■ Passage:
It's a nice warm end-of-summer evening in Canmore. It's still light outside, it's 8 pm, but inside all three bedroom doors are closed and the lights are nearly out. In a normal circumstances I would consider this slightly odd. But this week, it is the norm. Tomorrow my roommates Claire, Kate and I start our 8-day exam for the Apprenctice Rock Guide program. That the three of us share traits in common is unmistakable: we are focused, committed, organized and making it a priority feed and rest our bodies as well as we can. We feel we should: eight days of back-to-back climbing can be exhausting, both physically and mentally, and even more so with the added pressure of being examined.
We each prepare our dinners at staggered intervals and weave through each other in the kitchen. Except for the clinking of climbing gear, mostly we are quiet. The conversation is minimal tonight. It is apparent we are all feeling the jitters. Claire remarks that it feels like the night before a first day of school. Indeed. I have no doubt that we are as prepared as we ought to be. At this point. For this exam. Throughout my training this summer I have learned that guiding is a craft and each day on the rock brings new lessons. In that sense, there is no end in sight. Our present challenge then is to bring to the table the lessons we have already integrated and to trust in ourselves, our training, our judgment, and our bodies. And to have fun!

■ Source excerpt:

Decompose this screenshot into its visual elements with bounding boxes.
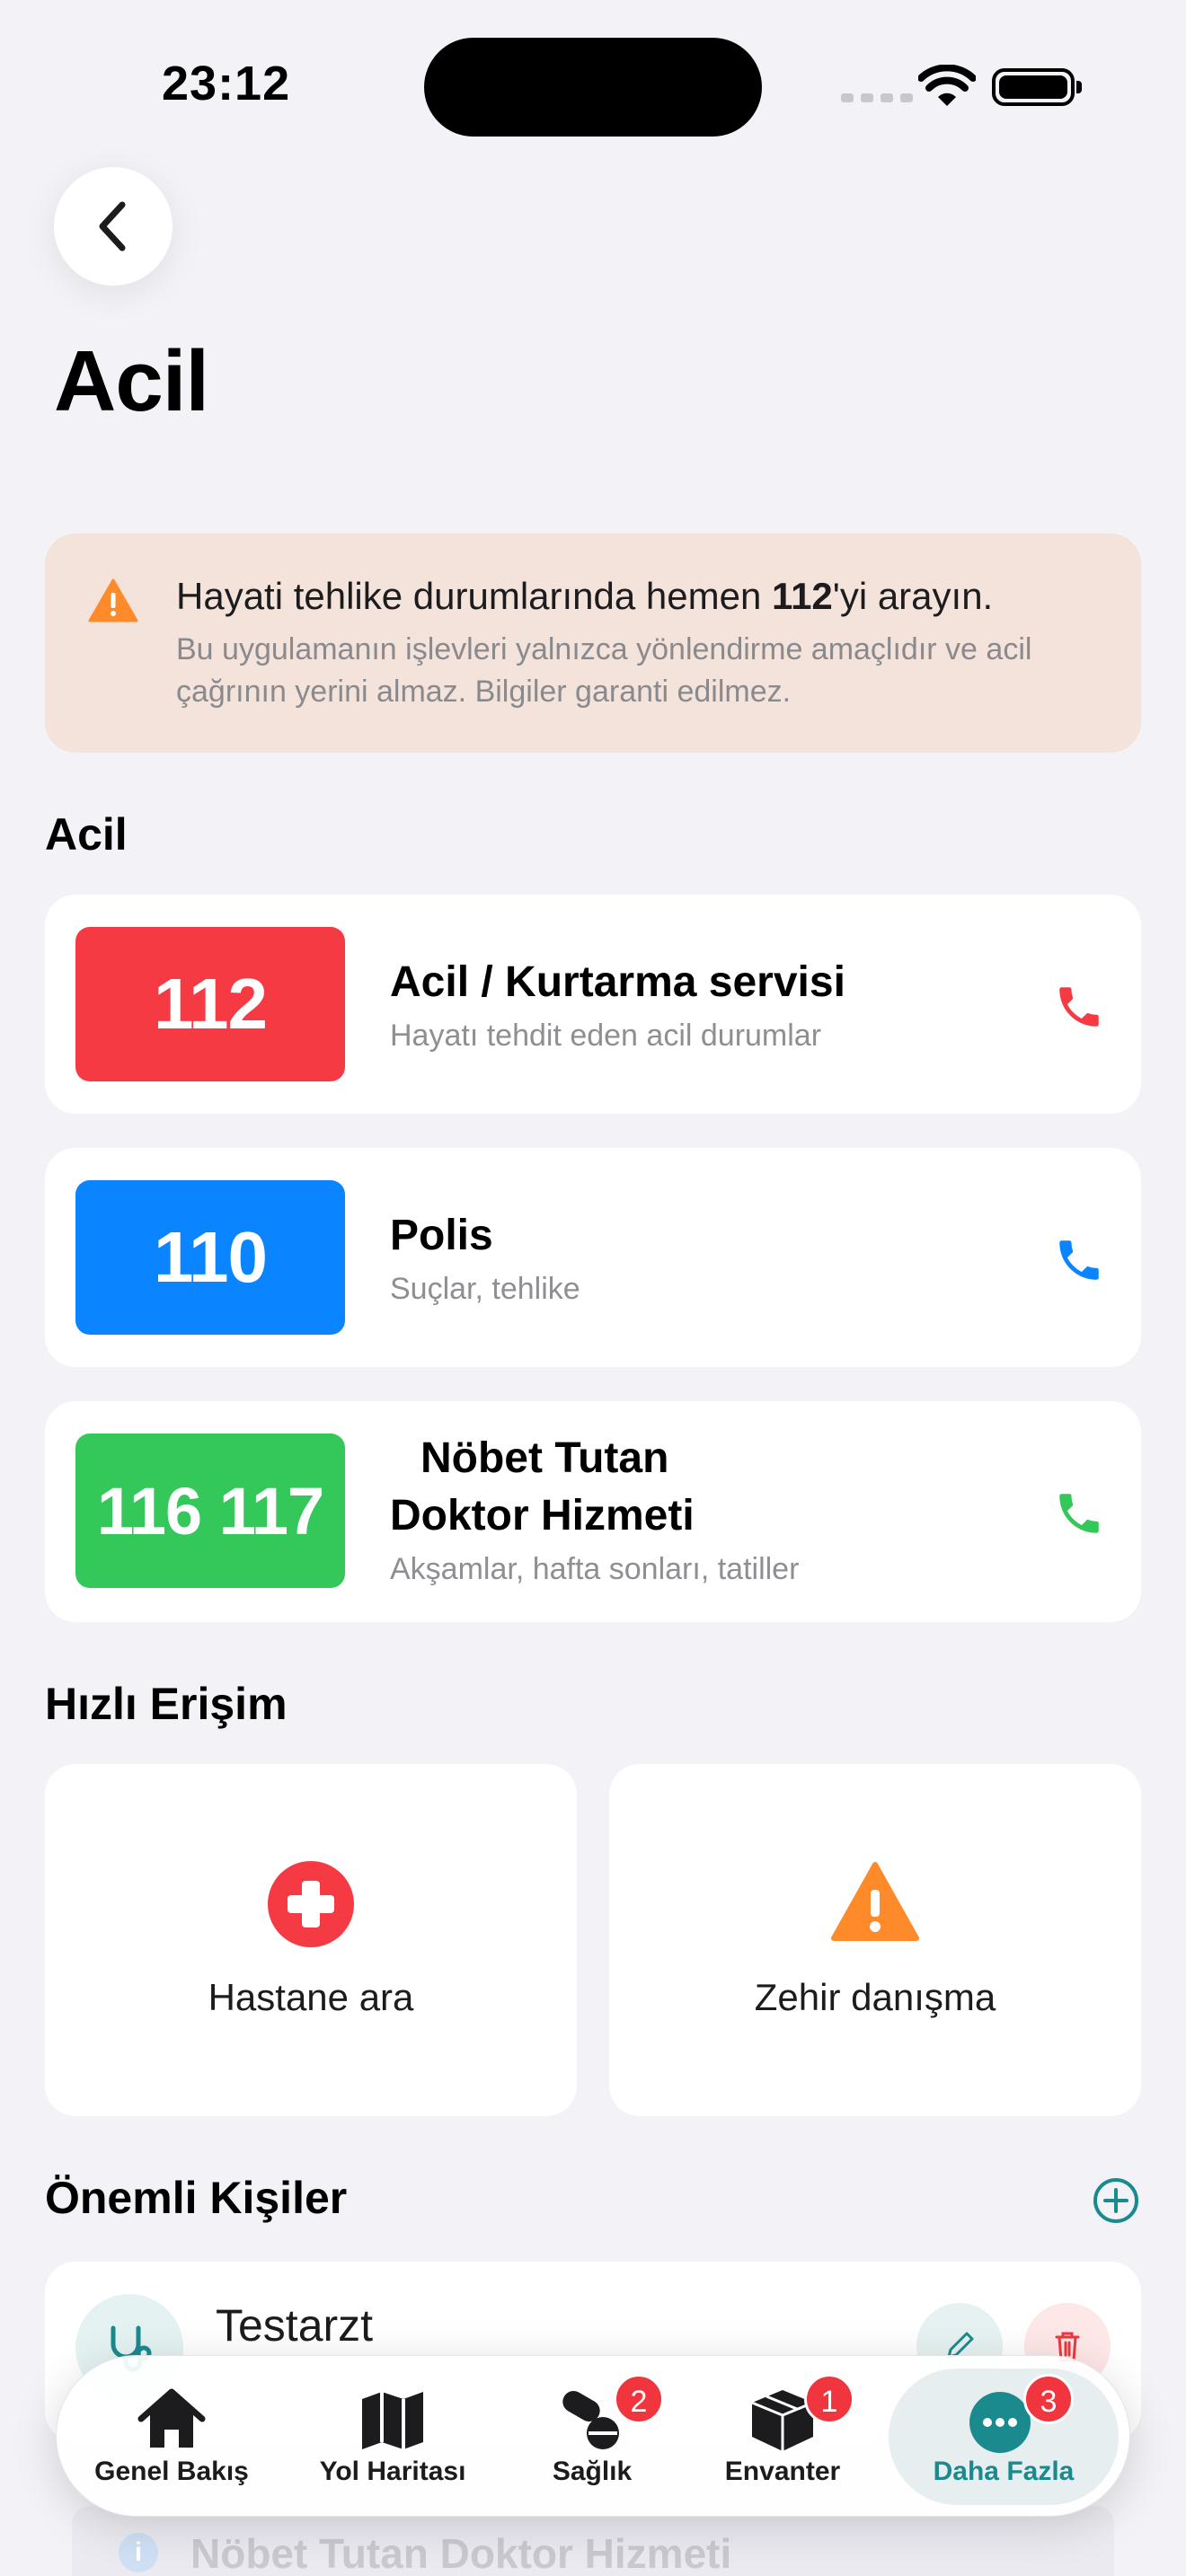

■ Task objective: Can you set down the whole passage about the night before the rock guide exam, word for word? Draw only on the passage about the night before the rock guide exam.

■ Solution:
It's a nice warm end-of-summer evening in Canmore. It's still light outside, it's 8 pm, but inside all three bedroom doors are closed and the lights are nearly out. In a normal circumstances I would consider this slightly odd. But this week, it is the norm. Tomorrow my roommates Claire, Kate and I start our 8-day exam for the Apprenctice Rock Guide program. That the three of us share traits in common is unmistakable: we are focused, committed, organized and making it a priority feed and rest our bodies as well as we can. We feel we should: eight days of back-to-back climbing can be exhausting, both physically and mentally, and even more so with the added pressure of being examined.
We each prepare our dinners at staggered intervals and weave through each other in the kitchen. Except for the clinking of climbing gear, mostly we are quiet. The conversation is minimal tonight. It is apparent we are all feeling the jitters. Claire remarks that it feels like the night before a first day of school. Indeed. I have no doubt that we are as prepared as we ought to be. At this point. For this exam. Throughout my training this summer I have learned that guiding is a craft and each day on the rock brings new lessons. In that sense, there is no end in sight. Our present challenge then is to bring to the table the lessons we have already integrated and to trust in ourselves, our training, our judgment, and our bodies. And to have fun!